Stated task :: In the data that follows, count each line holding the string "tuning"; answer with the number only.

Extracted material ::
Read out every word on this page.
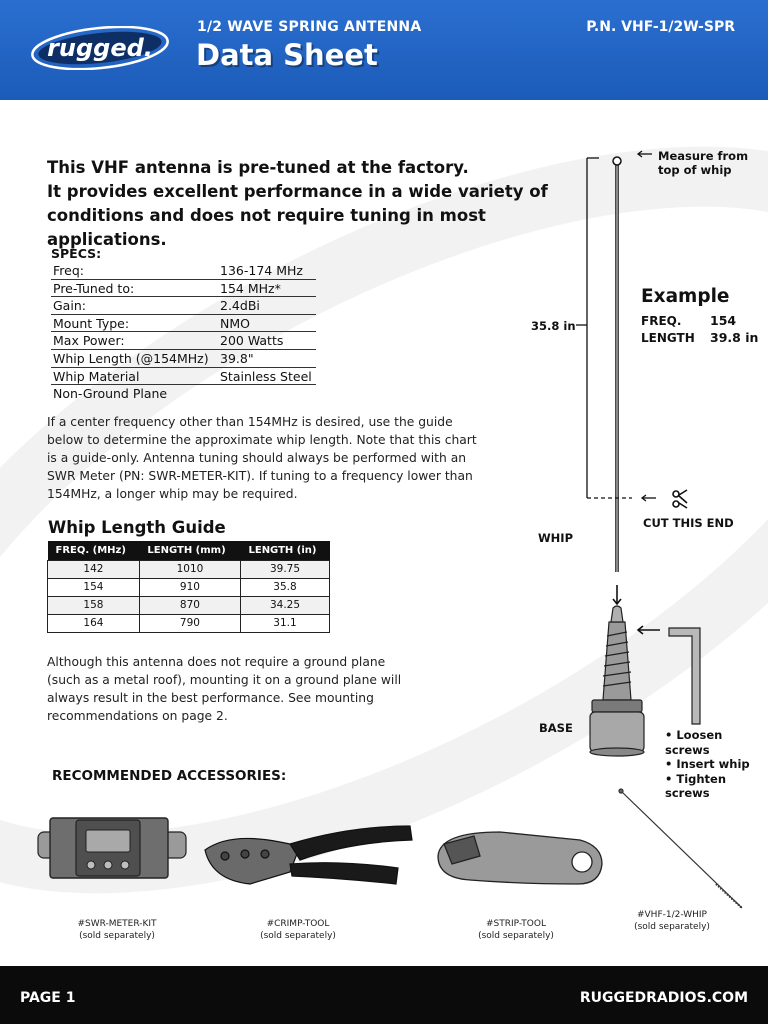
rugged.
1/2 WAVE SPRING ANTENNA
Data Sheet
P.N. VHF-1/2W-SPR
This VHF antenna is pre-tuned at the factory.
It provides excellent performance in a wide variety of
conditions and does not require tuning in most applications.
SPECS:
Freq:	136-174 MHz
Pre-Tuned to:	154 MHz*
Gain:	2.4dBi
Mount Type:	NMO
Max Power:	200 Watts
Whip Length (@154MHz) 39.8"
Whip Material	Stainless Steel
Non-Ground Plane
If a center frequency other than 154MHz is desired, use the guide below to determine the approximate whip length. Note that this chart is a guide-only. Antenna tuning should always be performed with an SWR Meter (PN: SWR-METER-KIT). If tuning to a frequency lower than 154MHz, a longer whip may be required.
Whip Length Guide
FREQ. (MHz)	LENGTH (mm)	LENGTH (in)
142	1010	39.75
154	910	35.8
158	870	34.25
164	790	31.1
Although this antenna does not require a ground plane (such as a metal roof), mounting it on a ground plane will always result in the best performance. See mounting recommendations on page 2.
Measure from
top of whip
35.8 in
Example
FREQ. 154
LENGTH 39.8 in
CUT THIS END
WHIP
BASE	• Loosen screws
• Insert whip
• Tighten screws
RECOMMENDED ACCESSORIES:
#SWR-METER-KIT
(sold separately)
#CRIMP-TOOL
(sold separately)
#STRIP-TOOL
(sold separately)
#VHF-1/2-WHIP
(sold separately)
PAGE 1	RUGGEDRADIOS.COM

Answer to this task :: 2